[Exercise task]: Collect each line of the entries that holds the string "Standard".

Dataset records:
---
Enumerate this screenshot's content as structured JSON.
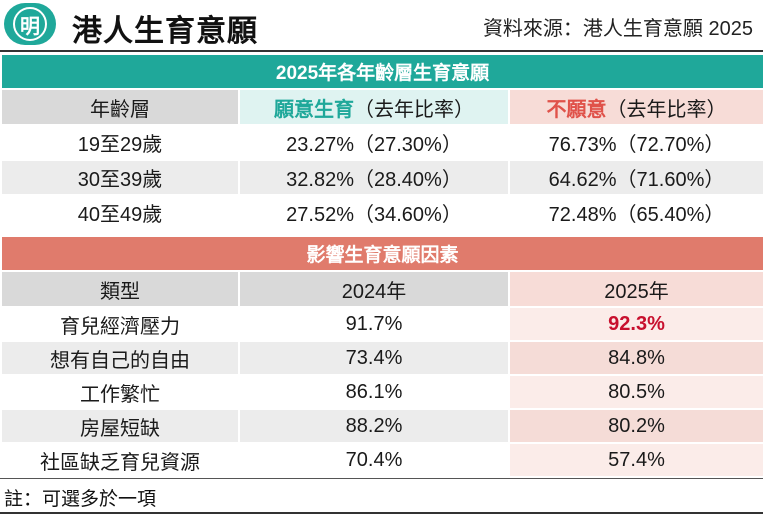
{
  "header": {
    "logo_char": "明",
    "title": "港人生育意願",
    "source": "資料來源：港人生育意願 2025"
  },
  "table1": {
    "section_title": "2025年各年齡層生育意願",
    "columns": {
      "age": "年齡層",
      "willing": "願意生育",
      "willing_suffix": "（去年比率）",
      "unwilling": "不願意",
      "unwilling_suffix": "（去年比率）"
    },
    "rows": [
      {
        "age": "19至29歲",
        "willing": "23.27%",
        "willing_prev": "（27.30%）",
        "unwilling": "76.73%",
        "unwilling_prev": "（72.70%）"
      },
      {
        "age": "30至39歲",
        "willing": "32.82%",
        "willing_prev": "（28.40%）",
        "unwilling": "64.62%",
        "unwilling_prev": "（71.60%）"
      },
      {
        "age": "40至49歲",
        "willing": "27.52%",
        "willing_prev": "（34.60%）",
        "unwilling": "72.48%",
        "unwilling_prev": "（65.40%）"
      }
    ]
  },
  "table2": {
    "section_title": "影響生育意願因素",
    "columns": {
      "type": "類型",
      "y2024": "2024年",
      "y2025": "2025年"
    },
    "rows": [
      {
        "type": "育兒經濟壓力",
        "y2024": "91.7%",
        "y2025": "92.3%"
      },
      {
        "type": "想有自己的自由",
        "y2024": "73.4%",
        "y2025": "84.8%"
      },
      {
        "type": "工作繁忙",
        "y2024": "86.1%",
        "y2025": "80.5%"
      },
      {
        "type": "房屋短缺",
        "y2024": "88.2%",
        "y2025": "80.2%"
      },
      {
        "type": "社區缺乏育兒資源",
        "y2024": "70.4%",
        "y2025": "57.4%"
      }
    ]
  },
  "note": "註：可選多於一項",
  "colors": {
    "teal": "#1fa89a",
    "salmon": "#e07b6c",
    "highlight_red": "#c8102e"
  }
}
---
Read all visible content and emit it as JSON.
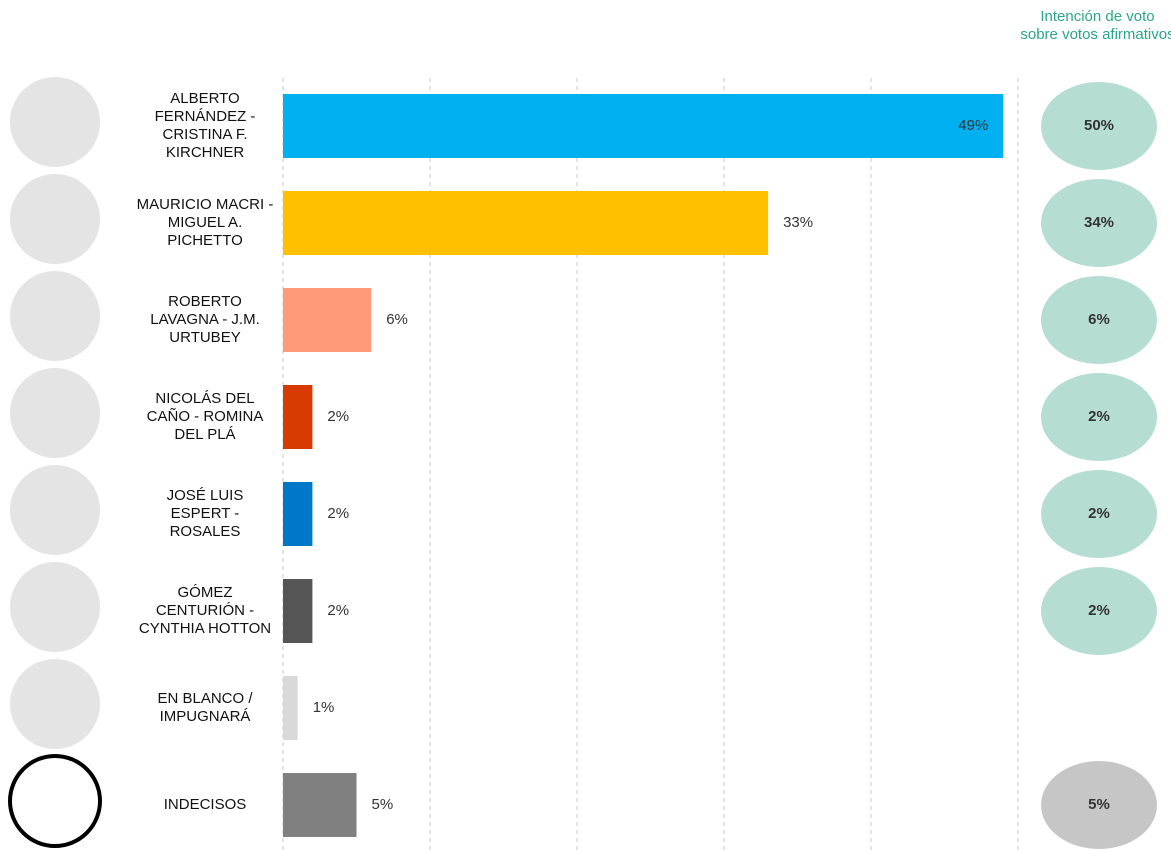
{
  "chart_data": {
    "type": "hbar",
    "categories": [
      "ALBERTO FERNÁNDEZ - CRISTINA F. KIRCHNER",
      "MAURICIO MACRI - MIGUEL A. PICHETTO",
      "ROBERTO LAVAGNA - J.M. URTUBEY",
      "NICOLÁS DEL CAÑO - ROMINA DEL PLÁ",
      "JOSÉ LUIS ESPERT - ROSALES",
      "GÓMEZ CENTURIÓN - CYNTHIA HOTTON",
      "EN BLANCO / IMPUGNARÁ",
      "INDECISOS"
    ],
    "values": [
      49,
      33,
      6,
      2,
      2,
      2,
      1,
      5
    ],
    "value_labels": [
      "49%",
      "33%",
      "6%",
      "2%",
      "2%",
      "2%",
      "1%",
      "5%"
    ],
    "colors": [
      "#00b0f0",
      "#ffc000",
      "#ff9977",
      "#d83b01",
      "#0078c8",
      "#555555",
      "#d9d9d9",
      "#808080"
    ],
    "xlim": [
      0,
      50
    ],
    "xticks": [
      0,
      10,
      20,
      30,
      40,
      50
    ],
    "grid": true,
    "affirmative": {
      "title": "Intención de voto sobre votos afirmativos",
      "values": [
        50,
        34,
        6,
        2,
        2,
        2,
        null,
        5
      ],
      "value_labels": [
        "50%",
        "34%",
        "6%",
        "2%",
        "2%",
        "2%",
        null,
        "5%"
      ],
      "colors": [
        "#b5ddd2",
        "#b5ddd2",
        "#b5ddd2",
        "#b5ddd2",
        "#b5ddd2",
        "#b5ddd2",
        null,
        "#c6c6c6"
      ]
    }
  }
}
---
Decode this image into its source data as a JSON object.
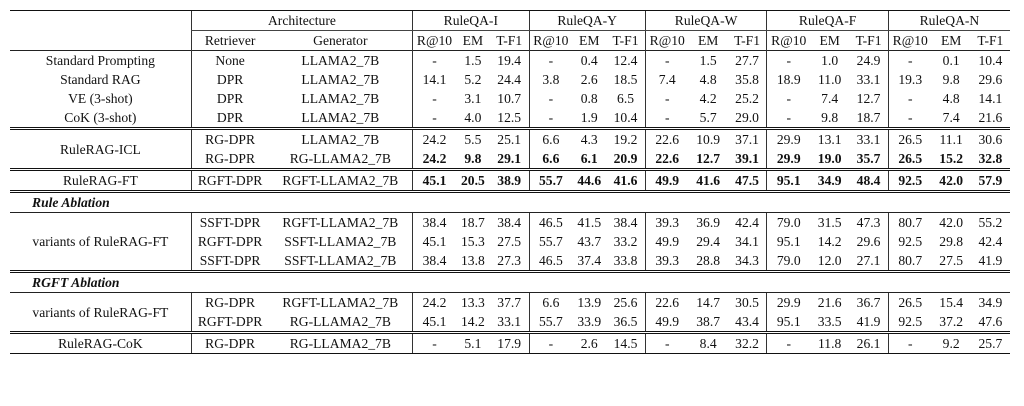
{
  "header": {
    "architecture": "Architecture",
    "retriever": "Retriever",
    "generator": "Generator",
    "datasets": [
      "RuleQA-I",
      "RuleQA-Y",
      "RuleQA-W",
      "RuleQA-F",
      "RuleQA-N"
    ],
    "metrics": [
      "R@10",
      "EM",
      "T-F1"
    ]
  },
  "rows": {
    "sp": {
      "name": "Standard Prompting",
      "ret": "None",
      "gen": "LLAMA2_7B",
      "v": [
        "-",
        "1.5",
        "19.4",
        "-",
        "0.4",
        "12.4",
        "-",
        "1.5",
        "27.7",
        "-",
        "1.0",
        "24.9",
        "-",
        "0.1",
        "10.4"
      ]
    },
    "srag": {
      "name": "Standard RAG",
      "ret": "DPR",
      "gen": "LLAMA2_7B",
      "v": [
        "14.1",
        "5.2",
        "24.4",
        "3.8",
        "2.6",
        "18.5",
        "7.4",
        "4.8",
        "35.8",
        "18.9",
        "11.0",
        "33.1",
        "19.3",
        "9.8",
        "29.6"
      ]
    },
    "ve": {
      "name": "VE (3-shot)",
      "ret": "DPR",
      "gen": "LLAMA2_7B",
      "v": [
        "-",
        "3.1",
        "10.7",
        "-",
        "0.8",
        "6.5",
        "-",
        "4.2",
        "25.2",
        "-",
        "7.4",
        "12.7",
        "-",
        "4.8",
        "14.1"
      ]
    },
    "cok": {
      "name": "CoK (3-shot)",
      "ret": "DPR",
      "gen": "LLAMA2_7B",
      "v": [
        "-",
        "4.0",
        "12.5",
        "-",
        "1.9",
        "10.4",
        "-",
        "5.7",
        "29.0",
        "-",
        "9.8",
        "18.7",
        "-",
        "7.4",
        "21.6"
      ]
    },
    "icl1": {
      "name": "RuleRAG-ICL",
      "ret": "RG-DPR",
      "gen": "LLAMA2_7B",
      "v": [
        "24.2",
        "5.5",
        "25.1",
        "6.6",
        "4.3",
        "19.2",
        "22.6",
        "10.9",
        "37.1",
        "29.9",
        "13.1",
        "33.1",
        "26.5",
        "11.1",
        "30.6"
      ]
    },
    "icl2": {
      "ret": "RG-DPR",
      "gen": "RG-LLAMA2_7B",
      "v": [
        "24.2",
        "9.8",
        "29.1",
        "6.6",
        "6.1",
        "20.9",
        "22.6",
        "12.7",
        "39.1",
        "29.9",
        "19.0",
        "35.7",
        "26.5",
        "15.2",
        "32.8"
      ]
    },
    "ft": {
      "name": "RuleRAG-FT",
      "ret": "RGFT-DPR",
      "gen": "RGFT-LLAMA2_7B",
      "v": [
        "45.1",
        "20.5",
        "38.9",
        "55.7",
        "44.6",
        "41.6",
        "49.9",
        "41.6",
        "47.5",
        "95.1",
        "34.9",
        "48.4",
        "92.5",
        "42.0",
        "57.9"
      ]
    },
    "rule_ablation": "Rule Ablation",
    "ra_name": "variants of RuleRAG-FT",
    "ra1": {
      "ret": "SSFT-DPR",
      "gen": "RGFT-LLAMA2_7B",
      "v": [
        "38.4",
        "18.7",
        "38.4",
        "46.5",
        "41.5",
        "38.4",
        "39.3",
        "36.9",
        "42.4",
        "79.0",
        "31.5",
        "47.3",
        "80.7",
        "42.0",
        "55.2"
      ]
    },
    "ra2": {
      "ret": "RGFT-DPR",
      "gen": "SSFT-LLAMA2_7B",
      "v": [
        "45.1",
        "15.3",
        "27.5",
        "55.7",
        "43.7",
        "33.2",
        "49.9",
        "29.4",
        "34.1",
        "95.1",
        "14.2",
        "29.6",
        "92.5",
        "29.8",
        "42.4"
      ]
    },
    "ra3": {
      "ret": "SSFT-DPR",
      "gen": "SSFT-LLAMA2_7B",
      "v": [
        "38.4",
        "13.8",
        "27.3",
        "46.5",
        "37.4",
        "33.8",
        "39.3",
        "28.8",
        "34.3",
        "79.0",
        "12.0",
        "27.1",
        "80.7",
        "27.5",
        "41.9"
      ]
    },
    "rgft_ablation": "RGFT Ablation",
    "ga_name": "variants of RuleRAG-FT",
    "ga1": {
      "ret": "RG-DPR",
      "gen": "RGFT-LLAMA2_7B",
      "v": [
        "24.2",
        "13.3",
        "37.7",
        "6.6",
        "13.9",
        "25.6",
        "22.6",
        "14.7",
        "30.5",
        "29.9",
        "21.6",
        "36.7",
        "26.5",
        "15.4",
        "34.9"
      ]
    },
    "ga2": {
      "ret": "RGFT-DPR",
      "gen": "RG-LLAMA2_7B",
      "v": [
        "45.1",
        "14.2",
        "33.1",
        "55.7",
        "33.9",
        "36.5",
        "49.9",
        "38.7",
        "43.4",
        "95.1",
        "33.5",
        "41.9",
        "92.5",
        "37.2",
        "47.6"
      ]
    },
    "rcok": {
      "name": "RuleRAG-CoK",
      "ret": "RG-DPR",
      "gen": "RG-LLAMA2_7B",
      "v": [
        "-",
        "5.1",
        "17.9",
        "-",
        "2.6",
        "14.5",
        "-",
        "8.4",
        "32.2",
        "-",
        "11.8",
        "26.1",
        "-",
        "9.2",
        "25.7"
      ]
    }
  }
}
---
[Task output]:
      "name": "Standard Prompting",
      "name": "Standard RAG",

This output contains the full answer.